**TASK DETAILS:** From the entries that follow, gather each line holding the word "name".

[Data entries]
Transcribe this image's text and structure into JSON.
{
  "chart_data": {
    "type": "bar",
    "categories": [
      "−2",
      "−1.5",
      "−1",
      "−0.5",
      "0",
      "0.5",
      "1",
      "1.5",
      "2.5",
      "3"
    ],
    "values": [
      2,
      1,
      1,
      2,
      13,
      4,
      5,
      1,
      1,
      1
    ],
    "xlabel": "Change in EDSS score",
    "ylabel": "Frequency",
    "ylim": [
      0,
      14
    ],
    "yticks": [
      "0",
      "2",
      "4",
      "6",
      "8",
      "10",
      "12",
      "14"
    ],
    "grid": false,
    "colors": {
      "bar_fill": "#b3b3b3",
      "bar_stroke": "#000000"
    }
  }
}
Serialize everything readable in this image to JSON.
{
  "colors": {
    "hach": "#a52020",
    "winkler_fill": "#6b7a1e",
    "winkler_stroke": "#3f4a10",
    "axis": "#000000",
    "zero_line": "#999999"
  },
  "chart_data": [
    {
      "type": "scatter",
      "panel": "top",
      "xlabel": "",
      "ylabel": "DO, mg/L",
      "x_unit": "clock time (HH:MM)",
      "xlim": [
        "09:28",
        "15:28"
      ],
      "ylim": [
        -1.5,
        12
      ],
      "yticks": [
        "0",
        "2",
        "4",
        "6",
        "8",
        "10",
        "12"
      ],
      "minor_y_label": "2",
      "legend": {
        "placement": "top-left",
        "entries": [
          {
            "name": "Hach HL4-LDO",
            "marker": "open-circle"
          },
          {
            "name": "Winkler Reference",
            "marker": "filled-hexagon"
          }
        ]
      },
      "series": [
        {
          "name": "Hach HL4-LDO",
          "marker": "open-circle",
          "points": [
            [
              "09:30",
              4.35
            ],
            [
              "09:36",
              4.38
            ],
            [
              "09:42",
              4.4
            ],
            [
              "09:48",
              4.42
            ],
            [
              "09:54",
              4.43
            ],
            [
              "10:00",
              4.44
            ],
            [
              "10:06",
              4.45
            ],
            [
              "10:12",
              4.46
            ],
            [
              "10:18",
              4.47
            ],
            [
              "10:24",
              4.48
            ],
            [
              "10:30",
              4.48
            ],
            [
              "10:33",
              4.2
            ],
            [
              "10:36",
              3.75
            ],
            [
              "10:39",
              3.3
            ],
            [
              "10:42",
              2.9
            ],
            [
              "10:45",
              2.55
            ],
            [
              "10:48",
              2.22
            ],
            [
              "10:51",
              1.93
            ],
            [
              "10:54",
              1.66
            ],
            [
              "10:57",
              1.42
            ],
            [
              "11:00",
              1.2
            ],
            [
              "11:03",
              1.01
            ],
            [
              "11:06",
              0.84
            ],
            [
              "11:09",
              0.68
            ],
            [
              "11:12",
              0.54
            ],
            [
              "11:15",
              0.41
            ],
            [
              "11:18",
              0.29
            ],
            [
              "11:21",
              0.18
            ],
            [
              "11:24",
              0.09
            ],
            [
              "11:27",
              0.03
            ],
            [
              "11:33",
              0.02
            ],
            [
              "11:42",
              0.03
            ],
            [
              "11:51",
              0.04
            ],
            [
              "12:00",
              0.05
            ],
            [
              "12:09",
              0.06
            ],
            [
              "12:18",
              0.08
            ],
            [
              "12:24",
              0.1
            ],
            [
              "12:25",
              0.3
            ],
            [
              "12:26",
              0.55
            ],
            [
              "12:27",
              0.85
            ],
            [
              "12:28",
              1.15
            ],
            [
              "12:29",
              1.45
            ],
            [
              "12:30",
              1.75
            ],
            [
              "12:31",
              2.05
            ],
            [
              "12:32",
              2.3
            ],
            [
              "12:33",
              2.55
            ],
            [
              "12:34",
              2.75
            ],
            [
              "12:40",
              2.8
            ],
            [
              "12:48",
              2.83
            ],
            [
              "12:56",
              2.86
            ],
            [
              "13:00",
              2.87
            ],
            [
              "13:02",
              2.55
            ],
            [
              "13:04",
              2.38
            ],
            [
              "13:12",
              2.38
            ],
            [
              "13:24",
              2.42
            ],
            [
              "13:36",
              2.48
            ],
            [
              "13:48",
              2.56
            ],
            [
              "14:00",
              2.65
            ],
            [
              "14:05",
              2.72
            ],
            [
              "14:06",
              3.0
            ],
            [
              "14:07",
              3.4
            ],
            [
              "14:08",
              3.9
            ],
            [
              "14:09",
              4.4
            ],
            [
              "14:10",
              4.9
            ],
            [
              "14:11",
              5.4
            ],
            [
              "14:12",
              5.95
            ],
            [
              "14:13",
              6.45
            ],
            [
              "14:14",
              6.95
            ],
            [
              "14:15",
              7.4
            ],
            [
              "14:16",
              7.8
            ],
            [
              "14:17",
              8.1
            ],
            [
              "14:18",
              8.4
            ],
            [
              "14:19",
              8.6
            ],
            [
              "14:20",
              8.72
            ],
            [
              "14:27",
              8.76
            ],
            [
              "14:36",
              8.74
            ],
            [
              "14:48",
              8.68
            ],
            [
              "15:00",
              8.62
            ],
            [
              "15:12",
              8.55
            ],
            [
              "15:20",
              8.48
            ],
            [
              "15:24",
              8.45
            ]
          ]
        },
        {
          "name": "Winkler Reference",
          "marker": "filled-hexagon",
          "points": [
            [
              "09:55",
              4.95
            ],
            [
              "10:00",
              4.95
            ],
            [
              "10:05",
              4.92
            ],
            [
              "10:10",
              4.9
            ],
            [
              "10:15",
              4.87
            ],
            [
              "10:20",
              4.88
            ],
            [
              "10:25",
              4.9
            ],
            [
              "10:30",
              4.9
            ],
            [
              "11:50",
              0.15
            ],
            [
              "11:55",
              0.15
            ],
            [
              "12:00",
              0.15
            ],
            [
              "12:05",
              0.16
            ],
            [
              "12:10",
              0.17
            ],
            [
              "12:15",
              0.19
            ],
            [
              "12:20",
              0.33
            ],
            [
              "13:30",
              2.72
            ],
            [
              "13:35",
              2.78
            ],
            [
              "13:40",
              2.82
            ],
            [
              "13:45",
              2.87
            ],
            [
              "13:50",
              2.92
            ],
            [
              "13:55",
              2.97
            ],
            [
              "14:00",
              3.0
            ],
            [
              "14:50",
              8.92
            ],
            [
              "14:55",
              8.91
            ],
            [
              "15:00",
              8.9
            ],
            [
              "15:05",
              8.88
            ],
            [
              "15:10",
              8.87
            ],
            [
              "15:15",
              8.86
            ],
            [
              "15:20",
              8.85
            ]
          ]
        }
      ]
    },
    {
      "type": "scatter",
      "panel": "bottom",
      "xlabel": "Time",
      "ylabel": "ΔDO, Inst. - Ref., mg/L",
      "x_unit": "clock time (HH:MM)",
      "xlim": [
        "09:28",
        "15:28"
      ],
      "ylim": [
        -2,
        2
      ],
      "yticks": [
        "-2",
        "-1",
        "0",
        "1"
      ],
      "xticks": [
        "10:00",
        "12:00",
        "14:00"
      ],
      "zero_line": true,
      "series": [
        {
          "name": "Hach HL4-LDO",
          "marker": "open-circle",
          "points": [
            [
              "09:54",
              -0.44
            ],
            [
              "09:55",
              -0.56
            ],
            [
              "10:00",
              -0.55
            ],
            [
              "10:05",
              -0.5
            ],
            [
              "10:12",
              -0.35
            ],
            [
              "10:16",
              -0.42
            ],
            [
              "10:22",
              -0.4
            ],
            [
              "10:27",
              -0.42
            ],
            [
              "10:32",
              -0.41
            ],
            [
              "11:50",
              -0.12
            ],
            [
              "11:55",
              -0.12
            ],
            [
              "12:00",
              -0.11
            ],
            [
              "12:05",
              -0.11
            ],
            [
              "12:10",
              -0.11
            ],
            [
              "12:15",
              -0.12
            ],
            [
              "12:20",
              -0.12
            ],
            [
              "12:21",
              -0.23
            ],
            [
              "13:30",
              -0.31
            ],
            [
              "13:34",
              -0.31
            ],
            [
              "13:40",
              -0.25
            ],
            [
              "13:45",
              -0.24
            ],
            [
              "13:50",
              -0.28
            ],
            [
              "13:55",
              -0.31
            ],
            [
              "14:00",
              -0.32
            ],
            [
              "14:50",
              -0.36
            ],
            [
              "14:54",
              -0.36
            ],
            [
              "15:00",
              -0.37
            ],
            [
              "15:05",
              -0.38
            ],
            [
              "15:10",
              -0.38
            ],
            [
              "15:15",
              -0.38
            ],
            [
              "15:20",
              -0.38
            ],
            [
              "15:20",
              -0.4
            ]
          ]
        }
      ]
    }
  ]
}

**REPLY:**
            "name": "Hach HL4-LDO",
            "name": "Winkler Reference",
          "name": "Hach HL4-LDO",
          "name": "Winkler Reference",
          "name": "Hach HL4-LDO",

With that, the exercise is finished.